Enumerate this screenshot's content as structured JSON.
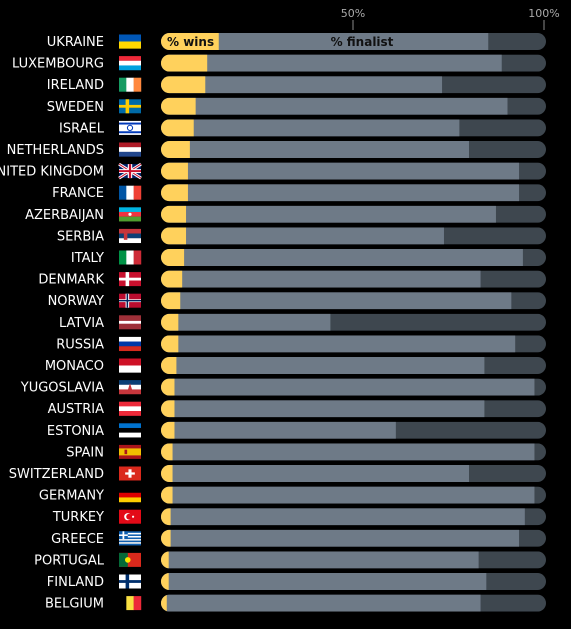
{
  "chart_data": {
    "type": "bar",
    "orientation": "horizontal",
    "stacked": true,
    "axis_ticks": [
      "50%",
      "100%"
    ],
    "xlim": [
      0,
      100
    ],
    "series_labels": {
      "wins": "% wins",
      "finalist": "% finalist"
    },
    "colors": {
      "wins": "#ffd15c",
      "finalist": "#6e7a87",
      "remainder": "#3e474f",
      "label": "#ffffff",
      "background": "#000000"
    },
    "rows": [
      {
        "country": "UKRAINE",
        "flag": "ukraine-flag",
        "wins": 15,
        "finalist": 85
      },
      {
        "country": "LUXEMBOURG",
        "flag": "luxembourg-flag",
        "wins": 12,
        "finalist": 88.5
      },
      {
        "country": "IRELAND",
        "flag": "ireland-flag",
        "wins": 11.5,
        "finalist": 73
      },
      {
        "country": "SWEDEN",
        "flag": "sweden-flag",
        "wins": 9,
        "finalist": 90
      },
      {
        "country": "ISRAEL",
        "flag": "israel-flag",
        "wins": 8.5,
        "finalist": 77.5
      },
      {
        "country": "NETHERLANDS",
        "flag": "netherlands-flag",
        "wins": 7.5,
        "finalist": 80
      },
      {
        "country": "UNITED KINGDOM",
        "flag": "united-kingdom-flag",
        "wins": 7,
        "finalist": 93
      },
      {
        "country": "FRANCE",
        "flag": "france-flag",
        "wins": 7,
        "finalist": 93
      },
      {
        "country": "AZERBAIJAN",
        "flag": "azerbaijan-flag",
        "wins": 6.5,
        "finalist": 87
      },
      {
        "country": "SERBIA",
        "flag": "serbia-flag",
        "wins": 6.5,
        "finalist": 73.5
      },
      {
        "country": "ITALY",
        "flag": "italy-flag",
        "wins": 6,
        "finalist": 94
      },
      {
        "country": "DENMARK",
        "flag": "denmark-flag",
        "wins": 5.5,
        "finalist": 83
      },
      {
        "country": "NORWAY",
        "flag": "norway-flag",
        "wins": 5,
        "finalist": 91
      },
      {
        "country": "LATVIA",
        "flag": "latvia-flag",
        "wins": 4.5,
        "finalist": 44
      },
      {
        "country": "RUSSIA",
        "flag": "russia-flag",
        "wins": 4.5,
        "finalist": 92
      },
      {
        "country": "MONACO",
        "flag": "monaco-flag",
        "wins": 4,
        "finalist": 84
      },
      {
        "country": "YUGOSLAVIA",
        "flag": "yugoslavia-flag",
        "wins": 3.5,
        "finalist": 97
      },
      {
        "country": "AUSTRIA",
        "flag": "austria-flag",
        "wins": 3.5,
        "finalist": 84
      },
      {
        "country": "ESTONIA",
        "flag": "estonia-flag",
        "wins": 3.5,
        "finalist": 61
      },
      {
        "country": "SPAIN",
        "flag": "spain-flag",
        "wins": 3,
        "finalist": 97
      },
      {
        "country": "SWITZERLAND",
        "flag": "switzerland-flag",
        "wins": 3,
        "finalist": 80
      },
      {
        "country": "GERMANY",
        "flag": "germany-flag",
        "wins": 3,
        "finalist": 97
      },
      {
        "country": "TURKEY",
        "flag": "turkey-flag",
        "wins": 2.5,
        "finalist": 94.5
      },
      {
        "country": "GREECE",
        "flag": "greece-flag",
        "wins": 2.5,
        "finalist": 93
      },
      {
        "country": "PORTUGAL",
        "flag": "portugal-flag",
        "wins": 2,
        "finalist": 82.5
      },
      {
        "country": "FINLAND",
        "flag": "finland-flag",
        "wins": 2,
        "finalist": 84.5
      },
      {
        "country": "BELGIUM",
        "flag": "belgium-flag",
        "wins": 1.5,
        "finalist": 83
      }
    ]
  }
}
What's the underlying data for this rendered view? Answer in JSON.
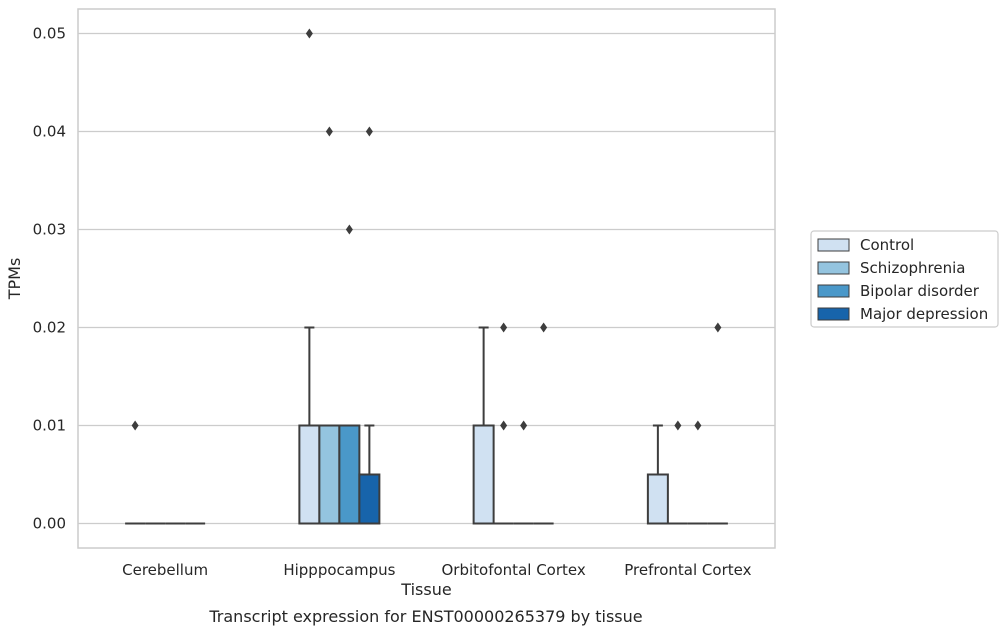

##########

WHAT IS ASKED – Search the material above for "JSON". Pull out each line where it shows up.

WRITTEN ANSWER –
Enumerate this screenshot's content as structured JSON.
What's the underlying data for this rendered view? Answer in JSON.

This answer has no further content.